### Supplied material ###
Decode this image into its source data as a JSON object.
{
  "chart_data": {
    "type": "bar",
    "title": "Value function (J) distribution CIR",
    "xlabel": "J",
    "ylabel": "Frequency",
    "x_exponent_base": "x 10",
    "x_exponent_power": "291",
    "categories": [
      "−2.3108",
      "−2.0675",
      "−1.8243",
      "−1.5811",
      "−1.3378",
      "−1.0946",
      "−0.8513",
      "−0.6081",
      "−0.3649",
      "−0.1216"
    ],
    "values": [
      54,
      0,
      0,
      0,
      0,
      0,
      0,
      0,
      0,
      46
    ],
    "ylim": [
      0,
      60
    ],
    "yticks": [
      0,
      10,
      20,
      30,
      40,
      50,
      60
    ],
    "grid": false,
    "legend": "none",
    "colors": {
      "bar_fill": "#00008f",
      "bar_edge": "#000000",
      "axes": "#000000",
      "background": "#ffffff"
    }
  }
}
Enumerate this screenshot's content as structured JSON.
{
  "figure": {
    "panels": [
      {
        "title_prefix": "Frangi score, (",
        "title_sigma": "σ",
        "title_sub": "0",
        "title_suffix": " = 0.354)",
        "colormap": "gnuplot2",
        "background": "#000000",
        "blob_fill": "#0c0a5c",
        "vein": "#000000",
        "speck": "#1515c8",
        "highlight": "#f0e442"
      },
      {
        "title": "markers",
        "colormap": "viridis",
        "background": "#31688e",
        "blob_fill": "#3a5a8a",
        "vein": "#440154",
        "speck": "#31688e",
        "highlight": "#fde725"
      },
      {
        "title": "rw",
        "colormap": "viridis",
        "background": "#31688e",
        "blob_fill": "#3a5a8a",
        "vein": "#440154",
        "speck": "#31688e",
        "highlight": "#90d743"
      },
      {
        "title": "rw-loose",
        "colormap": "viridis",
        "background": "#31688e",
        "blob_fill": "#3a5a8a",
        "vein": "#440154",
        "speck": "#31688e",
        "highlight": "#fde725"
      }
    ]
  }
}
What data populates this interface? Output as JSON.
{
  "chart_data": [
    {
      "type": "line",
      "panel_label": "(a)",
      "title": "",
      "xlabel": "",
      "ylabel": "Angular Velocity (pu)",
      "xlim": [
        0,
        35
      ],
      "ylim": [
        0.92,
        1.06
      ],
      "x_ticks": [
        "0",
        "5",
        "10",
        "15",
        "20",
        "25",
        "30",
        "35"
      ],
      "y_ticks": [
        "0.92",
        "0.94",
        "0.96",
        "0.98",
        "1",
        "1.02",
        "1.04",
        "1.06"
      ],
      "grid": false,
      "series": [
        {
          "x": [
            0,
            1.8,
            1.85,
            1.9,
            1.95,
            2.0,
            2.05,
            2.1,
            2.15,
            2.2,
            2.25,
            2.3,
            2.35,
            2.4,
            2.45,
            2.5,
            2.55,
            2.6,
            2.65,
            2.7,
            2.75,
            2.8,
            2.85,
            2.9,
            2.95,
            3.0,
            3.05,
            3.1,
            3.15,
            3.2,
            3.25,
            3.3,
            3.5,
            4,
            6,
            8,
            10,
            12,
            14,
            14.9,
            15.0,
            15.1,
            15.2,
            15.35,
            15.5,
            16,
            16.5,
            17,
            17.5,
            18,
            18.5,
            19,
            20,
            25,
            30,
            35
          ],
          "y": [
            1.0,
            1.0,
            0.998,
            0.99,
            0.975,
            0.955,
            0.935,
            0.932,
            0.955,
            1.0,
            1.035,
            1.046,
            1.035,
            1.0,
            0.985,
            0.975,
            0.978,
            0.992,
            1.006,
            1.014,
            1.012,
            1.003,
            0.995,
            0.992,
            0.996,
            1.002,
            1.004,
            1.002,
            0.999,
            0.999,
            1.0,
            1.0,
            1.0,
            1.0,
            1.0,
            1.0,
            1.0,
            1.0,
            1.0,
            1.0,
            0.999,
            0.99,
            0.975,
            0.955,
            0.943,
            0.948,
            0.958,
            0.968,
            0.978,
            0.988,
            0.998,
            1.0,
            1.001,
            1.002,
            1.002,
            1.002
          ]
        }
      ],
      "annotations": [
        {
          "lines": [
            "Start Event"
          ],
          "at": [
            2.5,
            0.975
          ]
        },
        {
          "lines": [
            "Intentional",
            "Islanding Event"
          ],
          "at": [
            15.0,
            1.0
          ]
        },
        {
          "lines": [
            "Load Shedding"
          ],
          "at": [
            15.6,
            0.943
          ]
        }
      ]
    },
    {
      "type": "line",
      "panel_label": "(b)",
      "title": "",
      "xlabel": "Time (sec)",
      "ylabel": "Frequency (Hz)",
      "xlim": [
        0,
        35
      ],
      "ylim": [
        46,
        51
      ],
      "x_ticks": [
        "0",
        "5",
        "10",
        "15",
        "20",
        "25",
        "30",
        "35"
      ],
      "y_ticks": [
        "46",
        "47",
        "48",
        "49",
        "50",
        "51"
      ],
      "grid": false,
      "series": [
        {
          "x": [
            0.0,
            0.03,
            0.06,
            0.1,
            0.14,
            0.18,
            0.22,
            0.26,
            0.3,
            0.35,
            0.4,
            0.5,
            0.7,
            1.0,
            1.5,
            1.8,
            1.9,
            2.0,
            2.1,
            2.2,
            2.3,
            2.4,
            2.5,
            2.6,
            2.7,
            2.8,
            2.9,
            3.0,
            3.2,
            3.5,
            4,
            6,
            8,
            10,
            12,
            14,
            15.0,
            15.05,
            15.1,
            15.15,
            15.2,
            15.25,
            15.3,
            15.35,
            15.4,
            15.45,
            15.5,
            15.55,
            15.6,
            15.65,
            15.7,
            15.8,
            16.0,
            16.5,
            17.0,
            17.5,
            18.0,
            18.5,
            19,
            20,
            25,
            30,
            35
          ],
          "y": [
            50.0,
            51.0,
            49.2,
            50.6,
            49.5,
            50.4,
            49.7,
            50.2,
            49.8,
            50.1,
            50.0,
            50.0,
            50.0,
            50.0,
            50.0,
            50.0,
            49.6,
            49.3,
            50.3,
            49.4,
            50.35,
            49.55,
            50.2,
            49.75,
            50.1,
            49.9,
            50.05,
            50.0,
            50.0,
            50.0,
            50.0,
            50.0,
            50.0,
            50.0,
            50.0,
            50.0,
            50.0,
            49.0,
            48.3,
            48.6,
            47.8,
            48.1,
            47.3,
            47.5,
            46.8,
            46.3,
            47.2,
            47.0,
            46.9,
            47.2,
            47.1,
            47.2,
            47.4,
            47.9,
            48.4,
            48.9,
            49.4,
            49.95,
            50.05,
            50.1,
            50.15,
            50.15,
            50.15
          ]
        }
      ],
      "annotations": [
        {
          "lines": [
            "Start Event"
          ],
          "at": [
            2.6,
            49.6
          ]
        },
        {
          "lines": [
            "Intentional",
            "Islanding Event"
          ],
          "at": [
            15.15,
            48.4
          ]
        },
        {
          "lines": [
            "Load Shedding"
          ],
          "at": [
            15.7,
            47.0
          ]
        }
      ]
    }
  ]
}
###
# Your goal
Exactly reproduce every line found in the records.

# Answer to the exercise
Decode this image into its source data as a JSON object.
{
  "chart_data": {
    "type": "bar",
    "title": "Value function (J) distribution CIR",
    "xlabel": "J",
    "ylabel": "Frequency",
    "x_exponent_base": "x 10",
    "x_exponent_power": "291",
    "categories": [
      "−2.3108",
      "−2.0675",
      "−1.8243",
      "−1.5811",
      "−1.3378",
      "−1.0946",
      "−0.8513",
      "−0.6081",
      "−0.3649",
      "−0.1216"
    ],
    "values": [
      54,
      0,
      0,
      0,
      0,
      0,
      0,
      0,
      0,
      46
    ],
    "ylim": [
      0,
      60
    ],
    "yticks": [
      0,
      10,
      20,
      30,
      40,
      50,
      60
    ],
    "grid": false,
    "legend": "none",
    "colors": {
      "bar_fill": "#00008f",
      "bar_edge": "#000000",
      "axes": "#000000",
      "background": "#ffffff"
    }
  }
}
Enumerate this screenshot's content as structured JSON.
{
  "figure": {
    "panels": [
      {
        "title_prefix": "Frangi score, (",
        "title_sigma": "σ",
        "title_sub": "0",
        "title_suffix": " = 0.354)",
        "colormap": "gnuplot2",
        "background": "#000000",
        "blob_fill": "#0c0a5c",
        "vein": "#000000",
        "speck": "#1515c8",
        "highlight": "#f0e442"
      },
      {
        "title": "markers",
        "colormap": "viridis",
        "background": "#31688e",
        "blob_fill": "#3a5a8a",
        "vein": "#440154",
        "speck": "#31688e",
        "highlight": "#fde725"
      },
      {
        "title": "rw",
        "colormap": "viridis",
        "background": "#31688e",
        "blob_fill": "#3a5a8a",
        "vein": "#440154",
        "speck": "#31688e",
        "highlight": "#90d743"
      },
      {
        "title": "rw-loose",
        "colormap": "viridis",
        "background": "#31688e",
        "blob_fill": "#3a5a8a",
        "vein": "#440154",
        "speck": "#31688e",
        "highlight": "#fde725"
      }
    ]
  }
}
What data populates this interface? Output as JSON.
{
  "chart_data": [
    {
      "type": "line",
      "panel_label": "(a)",
      "title": "",
      "xlabel": "",
      "ylabel": "Angular Velocity (pu)",
      "xlim": [
        0,
        35
      ],
      "ylim": [
        0.92,
        1.06
      ],
      "x_ticks": [
        "0",
        "5",
        "10",
        "15",
        "20",
        "25",
        "30",
        "35"
      ],
      "y_ticks": [
        "0.92",
        "0.94",
        "0.96",
        "0.98",
        "1",
        "1.02",
        "1.04",
        "1.06"
      ],
      "grid": false,
      "series": [
        {
          "x": [
            0,
            1.8,
            1.85,
            1.9,
            1.95,
            2.0,
            2.05,
            2.1,
            2.15,
            2.2,
            2.25,
            2.3,
            2.35,
            2.4,
            2.45,
            2.5,
            2.55,
            2.6,
            2.65,
            2.7,
            2.75,
            2.8,
            2.85,
            2.9,
            2.95,
            3.0,
            3.05,
            3.1,
            3.15,
            3.2,
            3.25,
            3.3,
            3.5,
            4,
            6,
            8,
            10,
            12,
            14,
            14.9,
            15.0,
            15.1,
            15.2,
            15.35,
            15.5,
            16,
            16.5,
            17,
            17.5,
            18,
            18.5,
            19,
            20,
            25,
            30,
            35
          ],
          "y": [
            1.0,
            1.0,
            0.998,
            0.99,
            0.975,
            0.955,
            0.935,
            0.932,
            0.955,
            1.0,
            1.035,
            1.046,
            1.035,
            1.0,
            0.985,
            0.975,
            0.978,
            0.992,
            1.006,
            1.014,
            1.012,
            1.003,
            0.995,
            0.992,
            0.996,
            1.002,
            1.004,
            1.002,
            0.999,
            0.999,
            1.0,
            1.0,
            1.0,
            1.0,
            1.0,
            1.0,
            1.0,
            1.0,
            1.0,
            1.0,
            0.999,
            0.99,
            0.975,
            0.955,
            0.943,
            0.948,
            0.958,
            0.968,
            0.978,
            0.988,
            0.998,
            1.0,
            1.001,
            1.002,
            1.002,
            1.002
          ]
        }
      ],
      "annotations": [
        {
          "lines": [
            "Start Event"
          ],
          "at": [
            2.5,
            0.975
          ]
        },
        {
          "lines": [
            "Intentional",
            "Islanding Event"
          ],
          "at": [
            15.0,
            1.0
          ]
        },
        {
          "lines": [
            "Load Shedding"
          ],
          "at": [
            15.6,
            0.943
          ]
        }
      ]
    },
    {
      "type": "line",
      "panel_label": "(b)",
      "title": "",
      "xlabel": "Time (sec)",
      "ylabel": "Frequency (Hz)",
      "xlim": [
        0,
        35
      ],
      "ylim": [
        46,
        51
      ],
      "x_ticks": [
        "0",
        "5",
        "10",
        "15",
        "20",
        "25",
        "30",
        "35"
      ],
      "y_ticks": [
        "46",
        "47",
        "48",
        "49",
        "50",
        "51"
      ],
      "grid": false,
      "series": [
        {
          "x": [
            0.0,
            0.03,
            0.06,
            0.1,
            0.14,
            0.18,
            0.22,
            0.26,
            0.3,
            0.35,
            0.4,
            0.5,
            0.7,
            1.0,
            1.5,
            1.8,
            1.9,
            2.0,
            2.1,
            2.2,
            2.3,
            2.4,
            2.5,
            2.6,
            2.7,
            2.8,
            2.9,
            3.0,
            3.2,
            3.5,
            4,
            6,
            8,
            10,
            12,
            14,
            15.0,
            15.05,
            15.1,
            15.15,
            15.2,
            15.25,
            15.3,
            15.35,
            15.4,
            15.45,
            15.5,
            15.55,
            15.6,
            15.65,
            15.7,
            15.8,
            16.0,
            16.5,
            17.0,
            17.5,
            18.0,
            18.5,
            19,
            20,
            25,
            30,
            35
          ],
          "y": [
            50.0,
            51.0,
            49.2,
            50.6,
            49.5,
            50.4,
            49.7,
            50.2,
            49.8,
            50.1,
            50.0,
            50.0,
            50.0,
            50.0,
            50.0,
            50.0,
            49.6,
            49.3,
            50.3,
            49.4,
            50.35,
            49.55,
            50.2,
            49.75,
            50.1,
            49.9,
            50.05,
            50.0,
            50.0,
            50.0,
            50.0,
            50.0,
            50.0,
            50.0,
            50.0,
            50.0,
            50.0,
            49.0,
            48.3,
            48.6,
            47.8,
            48.1,
            47.3,
            47.5,
            46.8,
            46.3,
            47.2,
            47.0,
            46.9,
            47.2,
            47.1,
            47.2,
            47.4,
            47.9,
            48.4,
            48.9,
            49.4,
            49.95,
            50.05,
            50.1,
            50.15,
            50.15,
            50.15
          ]
        }
      ],
      "annotations": [
        {
          "lines": [
            "Start Event"
          ],
          "at": [
            2.6,
            49.6
          ]
        },
        {
          "lines": [
            "Intentional",
            "Islanding Event"
          ],
          "at": [
            15.15,
            48.4
          ]
        },
        {
          "lines": [
            "Load Shedding"
          ],
          "at": [
            15.7,
            47.0
          ]
        }
      ]
    }
  ]
}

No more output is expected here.